▶ [Do this]
Exact reproduction is required for all entries.

▶ [Input rows]

==============================

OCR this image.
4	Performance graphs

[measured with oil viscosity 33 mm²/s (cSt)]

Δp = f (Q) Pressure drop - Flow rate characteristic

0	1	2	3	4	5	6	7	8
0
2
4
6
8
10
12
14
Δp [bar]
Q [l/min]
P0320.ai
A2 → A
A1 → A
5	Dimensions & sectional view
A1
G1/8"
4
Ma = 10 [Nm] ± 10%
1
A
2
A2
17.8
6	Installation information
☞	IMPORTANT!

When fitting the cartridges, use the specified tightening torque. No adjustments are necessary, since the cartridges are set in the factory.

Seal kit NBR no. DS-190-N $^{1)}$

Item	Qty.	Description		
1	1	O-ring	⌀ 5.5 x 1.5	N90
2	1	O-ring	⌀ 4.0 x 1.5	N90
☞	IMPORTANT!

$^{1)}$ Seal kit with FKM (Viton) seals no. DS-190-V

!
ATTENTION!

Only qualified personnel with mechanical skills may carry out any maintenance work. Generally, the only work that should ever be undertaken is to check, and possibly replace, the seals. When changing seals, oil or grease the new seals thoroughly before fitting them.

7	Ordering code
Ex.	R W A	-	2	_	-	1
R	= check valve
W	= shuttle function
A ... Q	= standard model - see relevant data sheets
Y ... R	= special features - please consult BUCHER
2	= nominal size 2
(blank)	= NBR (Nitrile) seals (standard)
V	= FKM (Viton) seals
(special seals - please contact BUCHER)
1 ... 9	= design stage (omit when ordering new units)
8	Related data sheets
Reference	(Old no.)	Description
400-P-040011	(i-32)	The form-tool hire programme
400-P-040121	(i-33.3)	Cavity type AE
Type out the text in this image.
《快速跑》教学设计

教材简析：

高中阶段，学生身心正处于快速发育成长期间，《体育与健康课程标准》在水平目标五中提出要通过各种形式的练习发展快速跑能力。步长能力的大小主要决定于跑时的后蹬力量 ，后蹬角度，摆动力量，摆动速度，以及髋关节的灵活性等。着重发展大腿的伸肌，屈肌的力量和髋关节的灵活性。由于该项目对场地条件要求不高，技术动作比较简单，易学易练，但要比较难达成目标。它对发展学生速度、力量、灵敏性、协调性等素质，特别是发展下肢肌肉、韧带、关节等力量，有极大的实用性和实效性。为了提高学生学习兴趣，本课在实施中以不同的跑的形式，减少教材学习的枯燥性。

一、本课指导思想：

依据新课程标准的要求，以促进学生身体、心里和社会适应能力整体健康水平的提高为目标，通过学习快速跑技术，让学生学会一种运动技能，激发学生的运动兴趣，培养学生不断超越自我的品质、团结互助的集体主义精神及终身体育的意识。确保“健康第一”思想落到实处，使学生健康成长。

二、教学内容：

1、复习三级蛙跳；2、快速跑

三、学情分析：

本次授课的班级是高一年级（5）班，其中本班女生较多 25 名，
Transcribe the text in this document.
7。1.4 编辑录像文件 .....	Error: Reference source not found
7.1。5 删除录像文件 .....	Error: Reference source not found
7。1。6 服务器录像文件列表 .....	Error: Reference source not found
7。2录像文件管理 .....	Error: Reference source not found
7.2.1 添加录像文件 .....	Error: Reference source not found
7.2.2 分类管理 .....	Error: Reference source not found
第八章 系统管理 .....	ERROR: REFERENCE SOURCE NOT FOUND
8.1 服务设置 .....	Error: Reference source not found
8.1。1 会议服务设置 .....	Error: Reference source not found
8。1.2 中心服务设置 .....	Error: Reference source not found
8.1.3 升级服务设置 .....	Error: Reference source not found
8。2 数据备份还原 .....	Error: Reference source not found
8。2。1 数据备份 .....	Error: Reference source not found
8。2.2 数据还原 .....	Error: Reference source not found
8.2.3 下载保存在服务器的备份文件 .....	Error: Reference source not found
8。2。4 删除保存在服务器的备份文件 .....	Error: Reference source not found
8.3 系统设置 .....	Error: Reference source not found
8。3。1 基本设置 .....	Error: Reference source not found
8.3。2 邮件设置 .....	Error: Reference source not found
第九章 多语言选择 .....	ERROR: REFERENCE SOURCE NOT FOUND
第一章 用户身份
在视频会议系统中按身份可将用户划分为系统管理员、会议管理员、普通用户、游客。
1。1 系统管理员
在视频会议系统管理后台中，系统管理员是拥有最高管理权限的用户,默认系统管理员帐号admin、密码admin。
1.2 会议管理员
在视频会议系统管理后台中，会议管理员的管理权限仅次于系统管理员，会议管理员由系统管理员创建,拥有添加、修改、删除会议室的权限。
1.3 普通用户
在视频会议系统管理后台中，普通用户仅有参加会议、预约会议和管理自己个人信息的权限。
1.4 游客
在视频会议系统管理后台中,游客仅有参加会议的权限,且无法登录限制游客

==============================

▶ [Result of the exercise]
OCR this image.
4	Performance graphs

[measured with oil viscosity 33 mm²/s (cSt)]

Δp = f (Q) Pressure drop - Flow rate characteristic

0	1	2	3	4	5	6	7	8
0
2
4
6
8
10
12
14
Δp [bar]
Q [l/min]
P0320.ai
A2 → A
A1 → A
5	Dimensions & sectional view
A1
G1/8"
4
Ma = 10 [Nm] ± 10%
1
A
2
A2
17.8
6	Installation information
☞	IMPORTANT!

When fitting the cartridges, use the specified tightening torque. No adjustments are necessary, since the cartridges are set in the factory.

Seal kit NBR no. DS-190-N $^{1)}$

Item	Qty.	Description		
1	1	O-ring	⌀ 5.5 x 1.5	N90
2	1	O-ring	⌀ 4.0 x 1.5	N90
☞	IMPORTANT!

$^{1)}$ Seal kit with FKM (Viton) seals no. DS-190-V

!
ATTENTION!

Only qualified personnel with mechanical skills may carry out any maintenance work. Generally, the only work that should ever be undertaken is to check, and possibly replace, the seals. When changing seals, oil or grease the new seals thoroughly before fitting them.

7	Ordering code
Ex.	R W A	-	2	_	-	1
R	= check valve
W	= shuttle function
A ... Q	= standard model - see relevant data sheets
Y ... R	= special features - please consult BUCHER
2	= nominal size 2
(blank)	= NBR (Nitrile) seals (standard)
V	= FKM (Viton) seals
(special seals - please contact BUCHER)
1 ... 9	= design stage (omit when ordering new units)
8	Related data sheets
Reference	(Old no.)	Description
400-P-040011	(i-32)	The form-tool hire programme
400-P-040121	(i-33.3)	Cavity type AE
Type out the text in this image.
《快速跑》教学设计

教材简析：

高中阶段，学生身心正处于快速发育成长期间，《体育与健康课程标准》在水平目标五中提出要通过各种形式的练习发展快速跑能力。步长能力的大小主要决定于跑时的后蹬力量 ，后蹬角度，摆动力量，摆动速度，以及髋关节的灵活性等。着重发展大腿的伸肌，屈肌的力量和髋关节的灵活性。由于该项目对场地条件要求不高，技术动作比较简单，易学易练，但要比较难达成目标。它对发展学生速度、力量、灵敏性、协调性等素质，特别是发展下肢肌肉、韧带、关节等力量，有极大的实用性和实效性。为了提高学生学习兴趣，本课在实施中以不同的跑的形式，减少教材学习的枯燥性。

一、本课指导思想：

依据新课程标准的要求，以促进学生身体、心里和社会适应能力整体健康水平的提高为目标，通过学习快速跑技术，让学生学会一种运动技能，激发学生的运动兴趣，培养学生不断超越自我的品质、团结互助的集体主义精神及终身体育的意识。确保“健康第一”思想落到实处，使学生健康成长。

二、教学内容：

1、复习三级蛙跳；2、快速跑

三、学情分析：

本次授课的班级是高一年级（5）班，其中本班女生较多 25 名，
Transcribe the text in this document.
7。1.4 编辑录像文件 .....	Error: Reference source not found
7.1。5 删除录像文件 .....	Error: Reference source not found
7。1。6 服务器录像文件列表 .....	Error: Reference source not found
7。2录像文件管理 .....	Error: Reference source not found
7.2.1 添加录像文件 .....	Error: Reference source not found
7.2.2 分类管理 .....	Error: Reference source not found
第八章 系统管理 .....	ERROR: REFERENCE SOURCE NOT FOUND
8.1 服务设置 .....	Error: Reference source not found
8.1。1 会议服务设置 .....	Error: Reference source not found
8。1.2 中心服务设置 .....	Error: Reference source not found
8.1.3 升级服务设置 .....	Error: Reference source not found
8。2 数据备份还原 .....	Error: Reference source not found
8。2。1 数据备份 .....	Error: Reference source not found
8。2.2 数据还原 .....	Error: Reference source not found
8.2.3 下载保存在服务器的备份文件 .....	Error: Reference source not found
8。2。4 删除保存在服务器的备份文件 .....	Error: Reference source not found
8.3 系统设置 .....	Error: Reference source not found
8。3。1 基本设置 .....	Error: Reference source not found
8.3。2 邮件设置 .....	Error: Reference source not found
第九章 多语言选择 .....	ERROR: REFERENCE SOURCE NOT FOUND
第一章 用户身份
在视频会议系统中按身份可将用户划分为系统管理员、会议管理员、普通用户、游客。
1。1 系统管理员
在视频会议系统管理后台中，系统管理员是拥有最高管理权限的用户,默认系统管理员帐号admin、密码admin。
1.2 会议管理员
在视频会议系统管理后台中，会议管理员的管理权限仅次于系统管理员，会议管理员由系统管理员创建,拥有添加、修改、删除会议室的权限。
1.3 普通用户
在视频会议系统管理后台中，普通用户仅有参加会议、预约会议和管理自己个人信息的权限。
1.4 游客
在视频会议系统管理后台中,游客仅有参加会议的权限,且无法登录限制游客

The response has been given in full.